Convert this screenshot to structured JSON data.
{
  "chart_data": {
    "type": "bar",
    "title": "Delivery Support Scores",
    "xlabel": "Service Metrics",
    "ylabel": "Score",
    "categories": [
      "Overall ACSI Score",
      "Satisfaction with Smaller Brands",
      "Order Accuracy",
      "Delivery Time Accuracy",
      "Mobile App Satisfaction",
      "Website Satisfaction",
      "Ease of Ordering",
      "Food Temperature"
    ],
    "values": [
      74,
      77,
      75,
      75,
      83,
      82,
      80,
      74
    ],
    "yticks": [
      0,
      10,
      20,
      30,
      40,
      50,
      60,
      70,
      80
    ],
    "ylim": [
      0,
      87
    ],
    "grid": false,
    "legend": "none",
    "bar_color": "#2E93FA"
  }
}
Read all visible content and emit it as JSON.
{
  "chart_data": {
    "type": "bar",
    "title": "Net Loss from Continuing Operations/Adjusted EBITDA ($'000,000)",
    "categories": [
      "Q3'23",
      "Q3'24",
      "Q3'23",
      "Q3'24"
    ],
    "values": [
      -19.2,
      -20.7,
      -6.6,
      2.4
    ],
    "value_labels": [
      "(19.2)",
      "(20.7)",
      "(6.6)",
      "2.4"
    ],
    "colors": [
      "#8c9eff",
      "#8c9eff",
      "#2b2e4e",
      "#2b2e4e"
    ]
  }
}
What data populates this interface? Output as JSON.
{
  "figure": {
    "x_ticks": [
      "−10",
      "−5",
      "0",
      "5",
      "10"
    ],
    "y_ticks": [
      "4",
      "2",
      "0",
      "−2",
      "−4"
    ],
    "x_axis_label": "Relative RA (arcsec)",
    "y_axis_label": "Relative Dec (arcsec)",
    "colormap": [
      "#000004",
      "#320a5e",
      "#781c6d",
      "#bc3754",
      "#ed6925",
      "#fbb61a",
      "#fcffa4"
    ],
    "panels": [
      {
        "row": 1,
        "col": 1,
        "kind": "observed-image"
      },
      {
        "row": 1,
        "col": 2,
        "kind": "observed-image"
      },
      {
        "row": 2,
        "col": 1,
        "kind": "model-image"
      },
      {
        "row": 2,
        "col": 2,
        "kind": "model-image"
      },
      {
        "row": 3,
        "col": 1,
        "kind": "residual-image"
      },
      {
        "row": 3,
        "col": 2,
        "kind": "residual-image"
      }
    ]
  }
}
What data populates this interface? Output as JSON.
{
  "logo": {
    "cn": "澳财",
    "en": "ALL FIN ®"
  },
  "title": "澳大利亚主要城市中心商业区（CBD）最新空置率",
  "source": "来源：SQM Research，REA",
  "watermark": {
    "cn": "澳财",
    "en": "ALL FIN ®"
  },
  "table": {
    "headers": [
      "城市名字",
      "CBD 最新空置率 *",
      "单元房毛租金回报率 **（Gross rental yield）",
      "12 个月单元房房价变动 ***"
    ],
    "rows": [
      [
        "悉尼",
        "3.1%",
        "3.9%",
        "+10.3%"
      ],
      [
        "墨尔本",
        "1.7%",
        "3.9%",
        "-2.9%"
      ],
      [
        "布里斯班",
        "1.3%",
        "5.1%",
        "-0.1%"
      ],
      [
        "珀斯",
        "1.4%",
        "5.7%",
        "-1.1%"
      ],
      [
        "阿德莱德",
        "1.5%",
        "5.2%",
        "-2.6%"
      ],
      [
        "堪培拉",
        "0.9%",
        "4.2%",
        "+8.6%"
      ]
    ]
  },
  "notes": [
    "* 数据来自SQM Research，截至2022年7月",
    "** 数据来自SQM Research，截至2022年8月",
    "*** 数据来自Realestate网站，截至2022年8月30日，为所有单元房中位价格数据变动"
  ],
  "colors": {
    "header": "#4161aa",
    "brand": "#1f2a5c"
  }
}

——————

## Your instructions
From the listing above, extract all records word for word.

## Correct response
Convert this screenshot to structured JSON data.
{
  "chart_data": {
    "type": "bar",
    "title": "Delivery Support Scores",
    "xlabel": "Service Metrics",
    "ylabel": "Score",
    "categories": [
      "Overall ACSI Score",
      "Satisfaction with Smaller Brands",
      "Order Accuracy",
      "Delivery Time Accuracy",
      "Mobile App Satisfaction",
      "Website Satisfaction",
      "Ease of Ordering",
      "Food Temperature"
    ],
    "values": [
      74,
      77,
      75,
      75,
      83,
      82,
      80,
      74
    ],
    "yticks": [
      0,
      10,
      20,
      30,
      40,
      50,
      60,
      70,
      80
    ],
    "ylim": [
      0,
      87
    ],
    "grid": false,
    "legend": "none",
    "bar_color": "#2E93FA"
  }
}
Read all visible content and emit it as JSON.
{
  "chart_data": {
    "type": "bar",
    "title": "Net Loss from Continuing Operations/Adjusted EBITDA ($'000,000)",
    "categories": [
      "Q3'23",
      "Q3'24",
      "Q3'23",
      "Q3'24"
    ],
    "values": [
      -19.2,
      -20.7,
      -6.6,
      2.4
    ],
    "value_labels": [
      "(19.2)",
      "(20.7)",
      "(6.6)",
      "2.4"
    ],
    "colors": [
      "#8c9eff",
      "#8c9eff",
      "#2b2e4e",
      "#2b2e4e"
    ]
  }
}
What data populates this interface? Output as JSON.
{
  "figure": {
    "x_ticks": [
      "−10",
      "−5",
      "0",
      "5",
      "10"
    ],
    "y_ticks": [
      "4",
      "2",
      "0",
      "−2",
      "−4"
    ],
    "x_axis_label": "Relative RA (arcsec)",
    "y_axis_label": "Relative Dec (arcsec)",
    "colormap": [
      "#000004",
      "#320a5e",
      "#781c6d",
      "#bc3754",
      "#ed6925",
      "#fbb61a",
      "#fcffa4"
    ],
    "panels": [
      {
        "row": 1,
        "col": 1,
        "kind": "observed-image"
      },
      {
        "row": 1,
        "col": 2,
        "kind": "observed-image"
      },
      {
        "row": 2,
        "col": 1,
        "kind": "model-image"
      },
      {
        "row": 2,
        "col": 2,
        "kind": "model-image"
      },
      {
        "row": 3,
        "col": 1,
        "kind": "residual-image"
      },
      {
        "row": 3,
        "col": 2,
        "kind": "residual-image"
      }
    ]
  }
}
What data populates this interface? Output as JSON.
{
  "logo": {
    "cn": "澳财",
    "en": "ALL FIN ®"
  },
  "title": "澳大利亚主要城市中心商业区（CBD）最新空置率",
  "source": "来源：SQM Research，REA",
  "watermark": {
    "cn": "澳财",
    "en": "ALL FIN ®"
  },
  "table": {
    "headers": [
      "城市名字",
      "CBD 最新空置率 *",
      "单元房毛租金回报率 **（Gross rental yield）",
      "12 个月单元房房价变动 ***"
    ],
    "rows": [
      [
        "悉尼",
        "3.1%",
        "3.9%",
        "+10.3%"
      ],
      [
        "墨尔本",
        "1.7%",
        "3.9%",
        "-2.9%"
      ],
      [
        "布里斯班",
        "1.3%",
        "5.1%",
        "-0.1%"
      ],
      [
        "珀斯",
        "1.4%",
        "5.7%",
        "-1.1%"
      ],
      [
        "阿德莱德",
        "1.5%",
        "5.2%",
        "-2.6%"
      ],
      [
        "堪培拉",
        "0.9%",
        "4.2%",
        "+8.6%"
      ]
    ]
  },
  "notes": [
    "* 数据来自SQM Research，截至2022年7月",
    "** 数据来自SQM Research，截至2022年8月",
    "*** 数据来自Realestate网站，截至2022年8月30日，为所有单元房中位价格数据变动"
  ],
  "colors": {
    "header": "#4161aa",
    "brand": "#1f2a5c"
  }
}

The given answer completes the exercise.